◆ **WHAT IS ASKED**
Gather up the lines that contain "JSON".

◆ **PROVIDED DATA**
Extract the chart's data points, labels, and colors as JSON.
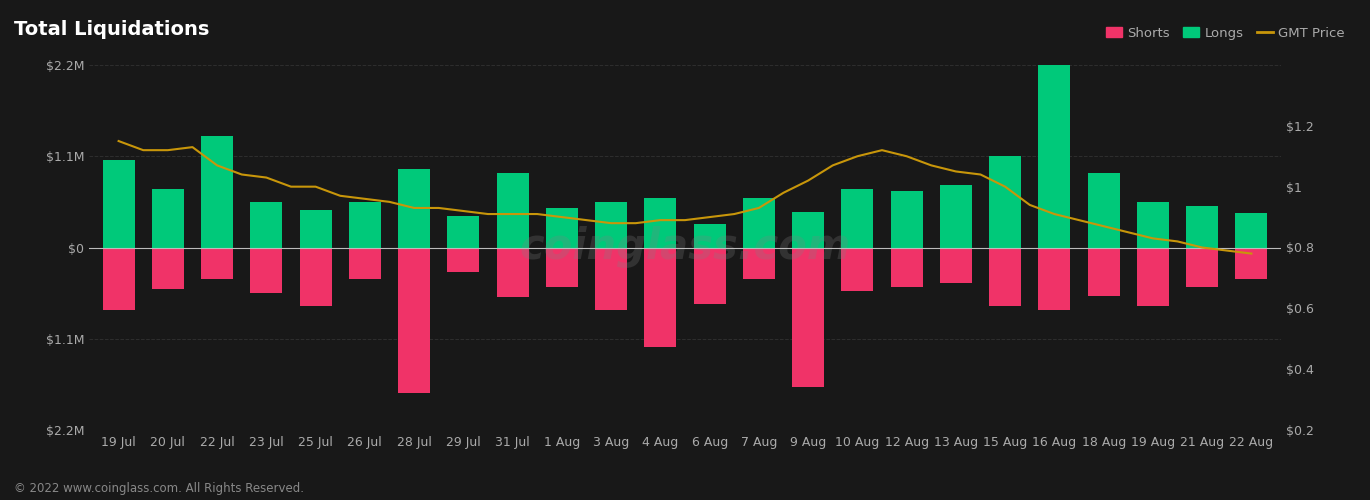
{
  "title": "Total Liquidations",
  "bg_color": "#181818",
  "plot_bg_color": "#181818",
  "grid_color": "#2e2e2e",
  "zero_line_color": "#bbbbbb",
  "short_color": "#f03368",
  "long_color": "#00c97a",
  "price_color": "#c8960a",
  "footer": "© 2022 www.coinglass.com. All Rights Reserved.",
  "watermark": "coinglass.com",
  "x_labels": [
    "19 Jul",
    "20 Jul",
    "22 Jul",
    "23 Jul",
    "25 Jul",
    "26 Jul",
    "28 Jul",
    "29 Jul",
    "31 Jul",
    "1 Aug",
    "3 Aug",
    "4 Aug",
    "6 Aug",
    "7 Aug",
    "9 Aug",
    "10 Aug",
    "12 Aug",
    "13 Aug",
    "15 Aug",
    "16 Aug",
    "18 Aug",
    "19 Aug",
    "21 Aug",
    "22 Aug"
  ],
  "longs": [
    1050000,
    700000,
    1350000,
    550000,
    450000,
    550000,
    950000,
    380000,
    900000,
    480000,
    550000,
    600000,
    280000,
    600000,
    430000,
    700000,
    680000,
    750000,
    1100000,
    2200000,
    900000,
    550000,
    500000,
    420000
  ],
  "shorts": [
    -750000,
    -500000,
    -380000,
    -550000,
    -700000,
    -380000,
    -1750000,
    -300000,
    -600000,
    -480000,
    -750000,
    -1200000,
    -680000,
    -380000,
    -1680000,
    -520000,
    -480000,
    -430000,
    -700000,
    -750000,
    -580000,
    -700000,
    -480000,
    -380000
  ],
  "gmt_price": [
    1.15,
    1.12,
    1.12,
    1.13,
    1.07,
    1.04,
    1.03,
    1.0,
    1.0,
    0.97,
    0.96,
    0.95,
    0.93,
    0.93,
    0.92,
    0.91,
    0.91,
    0.91,
    0.9,
    0.89,
    0.88,
    0.88,
    0.89,
    0.89,
    0.9,
    0.91,
    0.93,
    0.98,
    1.02,
    1.07,
    1.1,
    1.12,
    1.1,
    1.07,
    1.05,
    1.04,
    1.0,
    0.94,
    0.91,
    0.89,
    0.87,
    0.85,
    0.83,
    0.82,
    0.8,
    0.79,
    0.78
  ],
  "ylim": [
    -2200000,
    2200000
  ],
  "price_ylim": [
    0.2,
    1.4
  ],
  "yticks_left": [
    -2200000,
    -1100000,
    0,
    1100000,
    2200000
  ],
  "yticks_right": [
    0.2,
    0.4,
    0.6,
    0.8,
    1.0,
    1.2
  ],
  "legend_labels": [
    "Shorts",
    "Longs",
    "GMT Price"
  ],
  "title_color": "#ffffff",
  "tick_color": "#aaaaaa",
  "tick_fontsize": 9,
  "title_fontsize": 14,
  "bar_width": 0.65
}
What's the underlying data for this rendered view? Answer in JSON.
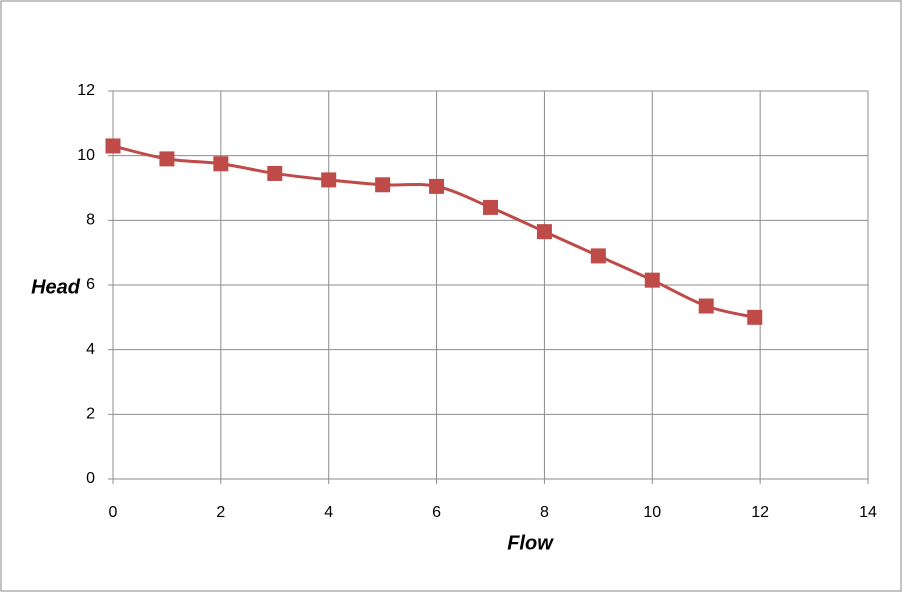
{
  "chart_data": {
    "type": "line",
    "x_label": "Flow",
    "y_label": "Head",
    "x": [
      0,
      1,
      2,
      3,
      4,
      5,
      6,
      7,
      8,
      9,
      10,
      11,
      11.9
    ],
    "series": [
      {
        "color": "#be4b48",
        "values": [
          10.3,
          9.9,
          9.75,
          9.45,
          9.25,
          9.1,
          9.05,
          8.4,
          7.65,
          6.9,
          6.15,
          5.35,
          5.0
        ]
      }
    ],
    "xlim": [
      0,
      14
    ],
    "xticks": [
      0,
      2,
      4,
      6,
      8,
      10,
      12,
      14
    ],
    "ylim": [
      0,
      12
    ],
    "yticks": [
      0,
      2,
      4,
      6,
      8,
      10,
      12
    ],
    "grid": true
  }
}
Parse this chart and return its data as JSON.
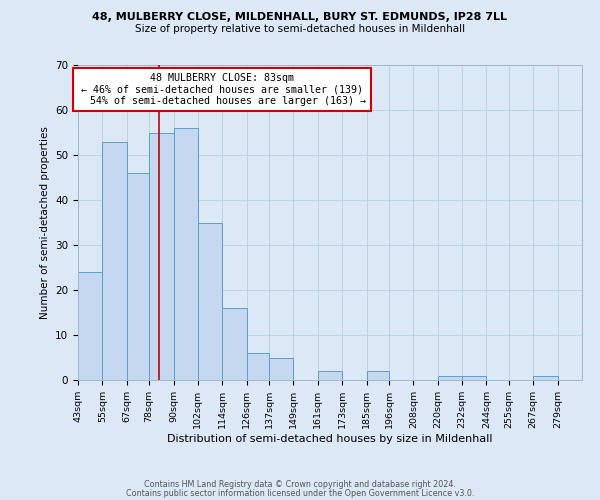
{
  "title1": "48, MULBERRY CLOSE, MILDENHALL, BURY ST. EDMUNDS, IP28 7LL",
  "title2": "Size of property relative to semi-detached houses in Mildenhall",
  "xlabel": "Distribution of semi-detached houses by size in Mildenhall",
  "ylabel": "Number of semi-detached properties",
  "property_label": "48 MULBERRY CLOSE: 83sqm",
  "pct_smaller": 46,
  "count_smaller": 139,
  "pct_larger": 54,
  "count_larger": 163,
  "bin_labels": [
    "43sqm",
    "55sqm",
    "67sqm",
    "78sqm",
    "90sqm",
    "102sqm",
    "114sqm",
    "126sqm",
    "137sqm",
    "149sqm",
    "161sqm",
    "173sqm",
    "185sqm",
    "196sqm",
    "208sqm",
    "220sqm",
    "232sqm",
    "244sqm",
    "255sqm",
    "267sqm",
    "279sqm"
  ],
  "bin_edges": [
    43,
    55,
    67,
    78,
    90,
    102,
    114,
    126,
    137,
    149,
    161,
    173,
    185,
    196,
    208,
    220,
    232,
    244,
    255,
    267,
    279,
    291
  ],
  "bar_values": [
    24,
    53,
    46,
    55,
    56,
    35,
    16,
    6,
    5,
    0,
    2,
    0,
    2,
    0,
    0,
    1,
    1,
    0,
    0,
    1,
    0
  ],
  "bar_color": "#c5d8f0",
  "bar_edge_color": "#5a9fd4",
  "vline_x": 83,
  "vline_color": "#cc0000",
  "box_facecolor": "#ffffff",
  "box_edgecolor": "#cc0000",
  "ylim": [
    0,
    70
  ],
  "yticks": [
    0,
    10,
    20,
    30,
    40,
    50,
    60,
    70
  ],
  "footer1": "Contains HM Land Registry data © Crown copyright and database right 2024.",
  "footer2": "Contains public sector information licensed under the Open Government Licence v3.0.",
  "bg_color": "#dce8f5",
  "plot_bg_color": "#dce8f5"
}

◆ **EXPECTED OUTPUT**
Extract the chart's data points, labels, and colors as JSON.
What's the underlying data for this rendered view? Answer in JSON.
Parse this chart and return its data as JSON.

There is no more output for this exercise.